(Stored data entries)

◇ ◇ ◇ ◇ ◇ ◇ ◇

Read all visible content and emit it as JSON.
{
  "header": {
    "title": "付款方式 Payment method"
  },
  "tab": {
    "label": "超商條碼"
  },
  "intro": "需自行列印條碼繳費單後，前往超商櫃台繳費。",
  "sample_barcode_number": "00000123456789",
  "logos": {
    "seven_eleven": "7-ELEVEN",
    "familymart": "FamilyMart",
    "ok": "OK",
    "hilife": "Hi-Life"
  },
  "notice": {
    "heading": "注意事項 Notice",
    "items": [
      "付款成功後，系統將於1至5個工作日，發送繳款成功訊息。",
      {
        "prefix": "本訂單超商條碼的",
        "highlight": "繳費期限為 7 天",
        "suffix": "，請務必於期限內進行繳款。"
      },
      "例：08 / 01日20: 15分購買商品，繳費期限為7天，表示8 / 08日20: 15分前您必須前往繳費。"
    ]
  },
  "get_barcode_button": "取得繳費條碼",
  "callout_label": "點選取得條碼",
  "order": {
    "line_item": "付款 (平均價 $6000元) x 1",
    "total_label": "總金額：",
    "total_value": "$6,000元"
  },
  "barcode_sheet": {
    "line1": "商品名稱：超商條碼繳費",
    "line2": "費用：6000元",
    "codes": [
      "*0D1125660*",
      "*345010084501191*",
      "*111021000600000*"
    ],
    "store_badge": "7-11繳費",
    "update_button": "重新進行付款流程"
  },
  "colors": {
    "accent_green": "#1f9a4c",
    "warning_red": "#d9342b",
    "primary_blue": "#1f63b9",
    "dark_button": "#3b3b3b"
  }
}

◇ ◇ ◇ ◇ ◇ ◇ ◇

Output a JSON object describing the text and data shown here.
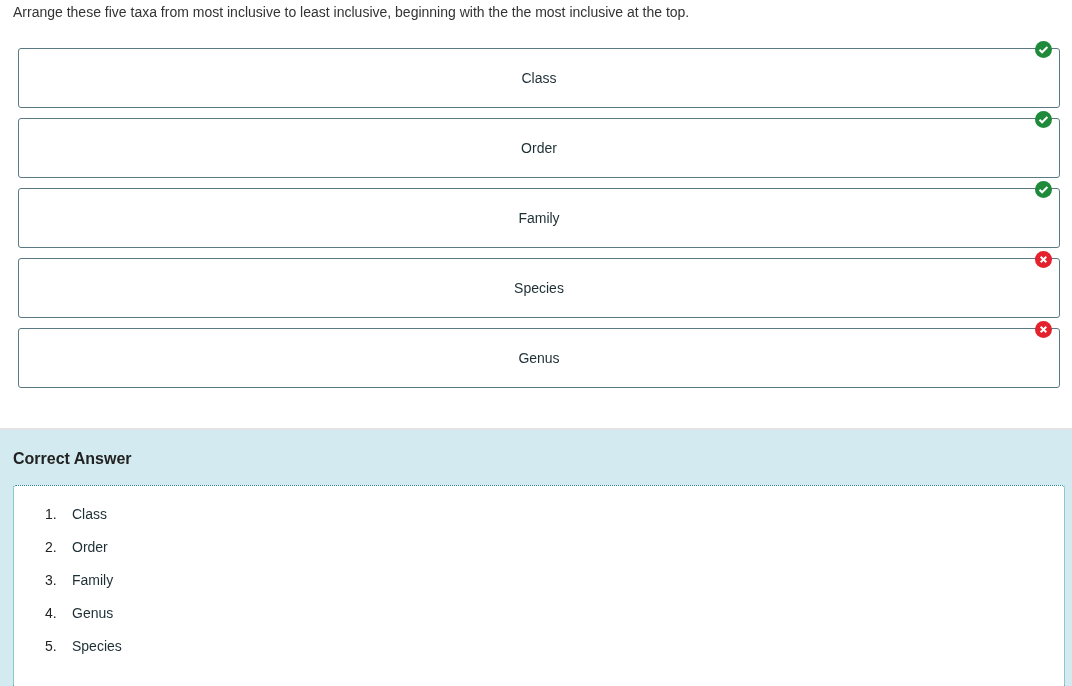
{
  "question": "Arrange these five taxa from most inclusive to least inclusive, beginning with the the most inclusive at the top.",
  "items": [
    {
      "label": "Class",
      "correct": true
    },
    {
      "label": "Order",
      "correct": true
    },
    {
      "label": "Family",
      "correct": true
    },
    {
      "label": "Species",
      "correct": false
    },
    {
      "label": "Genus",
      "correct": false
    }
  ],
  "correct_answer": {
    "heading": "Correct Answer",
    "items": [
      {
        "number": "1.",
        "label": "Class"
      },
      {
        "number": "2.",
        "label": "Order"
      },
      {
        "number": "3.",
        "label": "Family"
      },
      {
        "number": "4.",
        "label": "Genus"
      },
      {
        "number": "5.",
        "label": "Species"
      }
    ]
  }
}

◇ ◇ ◇ ◇ ◇ ◇ ◇

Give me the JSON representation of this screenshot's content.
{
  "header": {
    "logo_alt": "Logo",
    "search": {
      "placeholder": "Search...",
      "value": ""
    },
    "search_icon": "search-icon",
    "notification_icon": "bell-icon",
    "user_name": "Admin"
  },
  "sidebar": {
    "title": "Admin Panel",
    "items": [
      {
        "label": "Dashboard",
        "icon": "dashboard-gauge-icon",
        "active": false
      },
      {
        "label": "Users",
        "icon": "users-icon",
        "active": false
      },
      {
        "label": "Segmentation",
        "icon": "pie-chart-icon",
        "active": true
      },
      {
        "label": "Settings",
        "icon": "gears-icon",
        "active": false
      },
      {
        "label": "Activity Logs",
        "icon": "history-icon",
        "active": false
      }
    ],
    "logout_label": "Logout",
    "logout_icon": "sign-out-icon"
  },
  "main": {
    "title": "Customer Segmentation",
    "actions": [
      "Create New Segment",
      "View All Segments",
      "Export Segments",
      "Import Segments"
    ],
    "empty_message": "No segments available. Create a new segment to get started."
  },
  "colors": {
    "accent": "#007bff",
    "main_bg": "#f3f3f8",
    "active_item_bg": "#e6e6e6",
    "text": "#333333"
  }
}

◇ ◇ ◇ ◇ ◇ ◇ ◇

Only the number is wanted: count the lines of the records that hold the word "text".

2